--- begin DATA EXCERPTS ---

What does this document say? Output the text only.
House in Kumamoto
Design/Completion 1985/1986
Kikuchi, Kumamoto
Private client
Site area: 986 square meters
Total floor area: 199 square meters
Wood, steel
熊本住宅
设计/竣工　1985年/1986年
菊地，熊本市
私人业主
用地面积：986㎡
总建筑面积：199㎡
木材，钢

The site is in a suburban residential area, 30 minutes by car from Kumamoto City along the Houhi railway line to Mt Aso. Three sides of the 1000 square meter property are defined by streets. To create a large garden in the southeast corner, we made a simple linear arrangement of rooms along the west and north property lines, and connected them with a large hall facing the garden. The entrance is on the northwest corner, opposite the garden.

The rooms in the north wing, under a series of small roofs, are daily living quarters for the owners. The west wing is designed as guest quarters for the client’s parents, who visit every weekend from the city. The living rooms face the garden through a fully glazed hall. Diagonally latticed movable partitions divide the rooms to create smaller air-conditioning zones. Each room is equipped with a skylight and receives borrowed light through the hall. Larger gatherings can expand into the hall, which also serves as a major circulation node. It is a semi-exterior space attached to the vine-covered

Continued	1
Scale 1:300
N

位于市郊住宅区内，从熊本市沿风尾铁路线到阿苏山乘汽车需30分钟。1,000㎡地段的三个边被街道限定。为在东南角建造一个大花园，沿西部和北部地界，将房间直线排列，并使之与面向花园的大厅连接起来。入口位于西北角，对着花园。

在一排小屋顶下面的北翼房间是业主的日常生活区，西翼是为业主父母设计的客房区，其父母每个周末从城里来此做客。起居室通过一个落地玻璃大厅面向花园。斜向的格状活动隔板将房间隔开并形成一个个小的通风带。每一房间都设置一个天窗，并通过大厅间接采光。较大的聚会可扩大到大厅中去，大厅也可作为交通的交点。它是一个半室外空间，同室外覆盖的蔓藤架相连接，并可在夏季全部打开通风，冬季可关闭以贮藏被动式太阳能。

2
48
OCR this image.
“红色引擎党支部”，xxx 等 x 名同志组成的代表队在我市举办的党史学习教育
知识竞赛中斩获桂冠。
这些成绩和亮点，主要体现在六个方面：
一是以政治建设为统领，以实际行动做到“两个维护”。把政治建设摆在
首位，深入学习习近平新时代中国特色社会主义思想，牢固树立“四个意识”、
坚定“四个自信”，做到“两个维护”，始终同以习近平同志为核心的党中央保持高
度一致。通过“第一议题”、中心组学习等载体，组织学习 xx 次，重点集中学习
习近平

--- end DATA EXCERPTS ---

PROBLEM :: Please reproduce all of the entries exactly as they stand.

FINAL RESULT ::
What does this document say? Output the text only.
House in Kumamoto
Design/Completion 1985/1986
Kikuchi, Kumamoto
Private client
Site area: 986 square meters
Total floor area: 199 square meters
Wood, steel
熊本住宅
设计/竣工　1985年/1986年
菊地，熊本市
私人业主
用地面积：986㎡
总建筑面积：199㎡
木材，钢

The site is in a suburban residential area, 30 minutes by car from Kumamoto City along the Houhi railway line to Mt Aso. Three sides of the 1000 square meter property are defined by streets. To create a large garden in the southeast corner, we made a simple linear arrangement of rooms along the west and north property lines, and connected them with a large hall facing the garden. The entrance is on the northwest corner, opposite the garden.

The rooms in the north wing, under a series of small roofs, are daily living quarters for the owners. The west wing is designed as guest quarters for the client’s parents, who visit every weekend from the city. The living rooms face the garden through a fully glazed hall. Diagonally latticed movable partitions divide the rooms to create smaller air-conditioning zones. Each room is equipped with a skylight and receives borrowed light through the hall. Larger gatherings can expand into the hall, which also serves as a major circulation node. It is a semi-exterior space attached to the vine-covered

Continued	1
Scale 1:300
N

位于市郊住宅区内，从熊本市沿风尾铁路线到阿苏山乘汽车需30分钟。1,000㎡地段的三个边被街道限定。为在东南角建造一个大花园，沿西部和北部地界，将房间直线排列，并使之与面向花园的大厅连接起来。入口位于西北角，对着花园。

在一排小屋顶下面的北翼房间是业主的日常生活区，西翼是为业主父母设计的客房区，其父母每个周末从城里来此做客。起居室通过一个落地玻璃大厅面向花园。斜向的格状活动隔板将房间隔开并形成一个个小的通风带。每一房间都设置一个天窗，并通过大厅间接采光。较大的聚会可扩大到大厅中去，大厅也可作为交通的交点。它是一个半室外空间，同室外覆盖的蔓藤架相连接，并可在夏季全部打开通风，冬季可关闭以贮藏被动式太阳能。

2
48
OCR this image.
“红色引擎党支部”，xxx 等 x 名同志组成的代表队在我市举办的党史学习教育
知识竞赛中斩获桂冠。
这些成绩和亮点，主要体现在六个方面：
一是以政治建设为统领，以实际行动做到“两个维护”。把政治建设摆在
首位，深入学习习近平新时代中国特色社会主义思想，牢固树立“四个意识”、
坚定“四个自信”，做到“两个维护”，始终同以习近平同志为核心的党中央保持高
度一致。通过“第一议题”、中心组学习等载体，组织学习 xx 次，重点集中学习
习近平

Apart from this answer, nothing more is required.